> _TO DO_: Copy out each line of the data holding "Meinung".

> _RECORDED INFORMATION_:
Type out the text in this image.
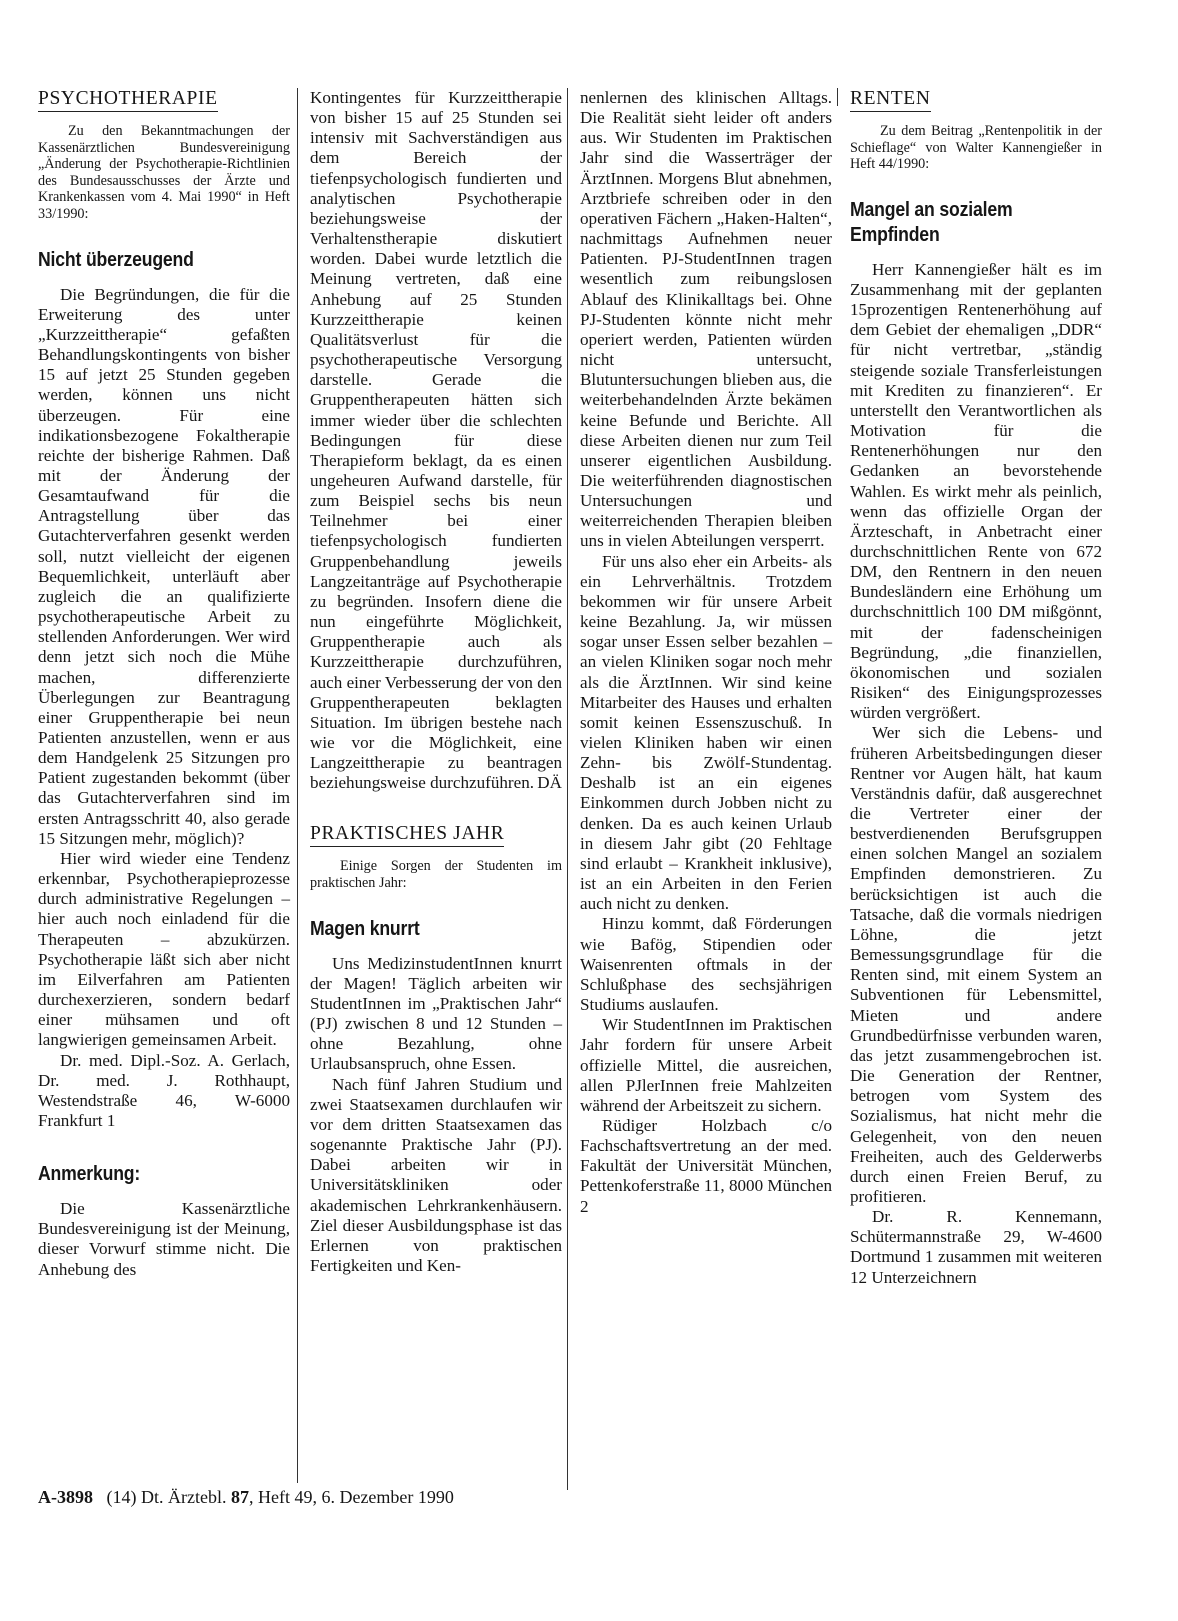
PSYCHOTHERAPIE

Zu den Bekanntmachungen der Kassenärztlichen Bundesvereinigung „Änderung der Psychotherapie-Richtlinien des Bundesausschusses der Ärzte und Krankenkassen vom 4. Mai 1990“ in Heft 33/1990:

Nicht überzeugend

Die Begründungen, die für die Erweiterung des unter „Kurzzeittherapie“ gefaßten Behandlungskontingents von bisher 15 auf jetzt 25 Stunden gegeben werden, können uns nicht überzeugen. Für eine indikationsbezogene Fokaltherapie reichte der bisherige Rahmen. Daß mit der Änderung der Gesamtaufwand für die Antragstellung über das Gutachterverfahren gesenkt werden soll, nutzt vielleicht der eigenen Bequemlichkeit, unterläuft aber zugleich die an qualifizierte psychotherapeutische Arbeit zu stellenden Anforderungen. Wer wird denn jetzt sich noch die Mühe machen, differenzierte Überlegungen zur Beantragung einer Gruppentherapie bei neun Patienten anzustellen, wenn er aus dem Handgelenk 25 Sitzungen pro Patient zugestanden bekommt (über das Gutachterverfahren sind im ersten Antragsschritt 40, also gerade 15 Sitzungen mehr, möglich)?

Hier wird wieder eine Tendenz erkennbar, Psychotherapieprozesse durch administrative Regelungen – hier auch noch einladend für die Therapeuten – abzukürzen. Psychotherapie läßt sich aber nicht im Eilverfahren am Patienten durchexerzieren, sondern bedarf einer mühsamen und oft langwierigen gemeinsamen Arbeit.

Dr. med. Dipl.-Soz. A. Gerlach, Dr. med. J. Rothhaupt, Westendstraße 46, W-6000 Frankfurt 1

Anmerkung:

Die Kassenärztliche Bundesvereinigung ist der Meinung, dieser Vorwurf stimme nicht. Die Anhebung des

Kontingentes für Kurzzeittherapie von bisher 15 auf 25 Stunden sei intensiv mit Sachverständigen aus dem Bereich der tiefenpsychologisch fundierten und analytischen Psychotherapie beziehungsweise der Verhaltenstherapie diskutiert worden. Dabei wurde letztlich die Meinung vertreten, daß eine Anhebung auf 25 Stunden Kurzzeittherapie keinen Qualitätsverlust für die psychotherapeutische Versorgung darstelle. Gerade die Gruppentherapeuten hätten sich immer wieder über die schlechten Bedingungen für diese Therapieform beklagt, da es einen ungeheuren Aufwand darstelle, für zum Beispiel sechs bis neun Teilnehmer bei einer tiefenpsychologisch fundierten Gruppenbehandlung jeweils Langzeitanträge auf Psychotherapie zu begründen. Insofern diene die nun eingeführte Möglichkeit, Gruppentherapie auch als Kurzzeittherapie durchzuführen, auch einer Verbesserung der von den Gruppentherapeuten beklagten Situation. Im übrigen bestehe nach wie vor die Möglichkeit, eine Langzeittherapie zu beantragen beziehungsweise durchzuführen. DÄ
PRAKTISCHES JAHR

Einige Sorgen der Studenten im praktischen Jahr:

Magen knurrt

Uns MedizinstudentInnen knurrt der Magen! Täglich arbeiten wir StudentInnen im „Praktischen Jahr“ (PJ) zwischen 8 und 12 Stunden – ohne Bezahlung, ohne Urlaubsanspruch, ohne Essen.

Nach fünf Jahren Studium und zwei Staatsexamen durchlaufen wir vor dem dritten Staatsexamen das sogenannte Praktische Jahr (PJ). Dabei arbeiten wir in Universitätskliniken oder akademischen Lehrkrankenhäusern. Ziel dieser Ausbildungsphase ist das Erlernen von praktischen Fertigkeiten und Ken-

nenlernen des klinischen Alltags. Die Realität sieht leider oft anders aus. Wir Studenten im Praktischen Jahr sind die Wasserträger der ÄrztInnen. Morgens Blut abnehmen, Arztbriefe schreiben oder in den operativen Fächern „Haken-Halten“, nachmittags Aufnehmen neuer Patienten. PJ-StudentInnen tragen wesentlich zum reibungslosen Ablauf des Klinikalltags bei. Ohne PJ-Studenten könnte nicht mehr operiert werden, Patienten würden nicht untersucht, Blutuntersuchungen blieben aus, die weiterbehandelnden Ärzte bekämen keine Befunde und Berichte. All diese Arbeiten dienen nur zum Teil unserer eigentlichen Ausbildung. Die weiterführenden diagnostischen Untersuchungen und weiterreichenden Therapien bleiben uns in vielen Abteilungen versperrt.

Für uns also eher ein Arbeits- als ein Lehrverhältnis. Trotzdem bekommen wir für unsere Arbeit keine Bezahlung. Ja, wir müssen sogar unser Essen selber bezahlen – an vielen Kliniken sogar noch mehr als die ÄrztInnen. Wir sind keine Mitarbeiter des Hauses und erhalten somit keinen Essenszuschuß. In vielen Kliniken haben wir einen Zehn- bis Zwölf-Stundentag. Deshalb ist an ein eigenes Einkommen durch Jobben nicht zu denken. Da es auch keinen Urlaub in diesem Jahr gibt (20 Fehltage sind erlaubt – Krankheit inklusive), ist an ein Arbeiten in den Ferien auch nicht zu denken.

Hinzu kommt, daß Förderungen wie Bafög, Stipendien oder Waisenrenten oftmals in der Schlußphase des sechsjährigen Studiums auslaufen.

Wir StudentInnen im Praktischen Jahr fordern für unsere Arbeit offizielle Mittel, die ausreichen, allen PJlerInnen freie Mahlzeiten während der Arbeitszeit zu sichern.

Rüdiger Holzbach c/o Fachschaftsvertretung an der med. Fakultät der Universität München, Pettenkoferstraße 11, 8000 München 2

RENTEN

Zu dem Beitrag „Rentenpolitik in der Schieflage“ von Walter Kannengießer in Heft 44/1990:

Mangel an sozialem Empfinden

Herr Kannengießer hält es im Zusammenhang mit der geplanten 15prozentigen Rentenerhöhung auf dem Gebiet der ehemaligen „DDR“ für nicht vertretbar, „ständig steigende soziale Transferleistungen mit Krediten zu finanzieren“. Er unterstellt den Verantwortlichen als Motivation für die Rentenerhöhungen nur den Gedanken an bevorstehende Wahlen. Es wirkt mehr als peinlich, wenn das offizielle Organ der Ärzteschaft, in Anbetracht einer durchschnittlichen Rente von 672 DM, den Rentnern in den neuen Bundesländern eine Erhöhung um durchschnittlich 100 DM mißgönnt, mit der fadenscheinigen Begründung, „die finanziellen, ökonomischen und sozialen Risiken“ des Einigungsprozesses würden vergrößert.

Wer sich die Lebens- und früheren Arbeitsbedingungen dieser Rentner vor Augen hält, hat kaum Verständnis dafür, daß ausgerechnet die Vertreter einer der bestverdienenden Berufsgruppen einen solchen Mangel an sozialem Empfinden demonstrieren. Zu berücksichtigen ist auch die Tatsache, daß die vormals niedrigen Löhne, die jetzt Bemessungsgrundlage für die Renten sind, mit einem System an Subventionen für Lebensmittel, Mieten und andere Grundbedürfnisse verbunden waren, das jetzt zusammengebrochen ist. Die Generation der Rentner, betrogen vom System des Sozialismus, hat nicht mehr die Gelegenheit, von den neuen Freiheiten, auch des Gelderwerbs durch einen Freien Beruf, zu profitieren.

Dr. R. Kennemann, Schütermannstraße 29, W-4600 Dortmund 1 zusammen mit weiteren 12 Unterzeichnern

A-3898 (14) Dt. Ärztebl. 87, Heft 49, 6. Dezember 1990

> _WRITTEN RESPONSE_:
Die Kassenärztliche Bundesvereinigung ist der Meinung, dieser Vorwurf stimme nicht. Die Anhebung des
Kontingentes für Kurzzeittherapie von bisher 15 auf 25 Stunden sei intensiv mit Sachverständigen aus dem Bereich der tiefenpsychologisch fundierten und analytischen Psychotherapie beziehungsweise der Verhaltenstherapie diskutiert worden. Dabei wurde letztlich die Meinung vertreten, daß eine Anhebung auf 25 Stunden Kurzzeittherapie keinen Qualitätsverlust für die psychotherapeutische Versorgung darstelle. Gerade die Gruppentherapeuten hätten sich immer wieder über die schlechten Bedingungen für diese Therapieform beklagt, da es einen ungeheuren Aufwand darstelle, für zum Beispiel sechs bis neun Teilnehmer bei einer tiefenpsychologisch fundierten Gruppenbehandlung jeweils Langzeitanträge auf Psychotherapie zu begründen. Insofern diene die nun eingeführte Möglichkeit, Gruppentherapie auch als Kurzzeittherapie durchzuführen, auch einer Verbesserung der von den Gruppentherapeuten beklagten Situation. Im übrigen bestehe nach wie vor die Möglichkeit, eine Langzeittherapie zu beantragen beziehungsweise durchzuführen. DÄ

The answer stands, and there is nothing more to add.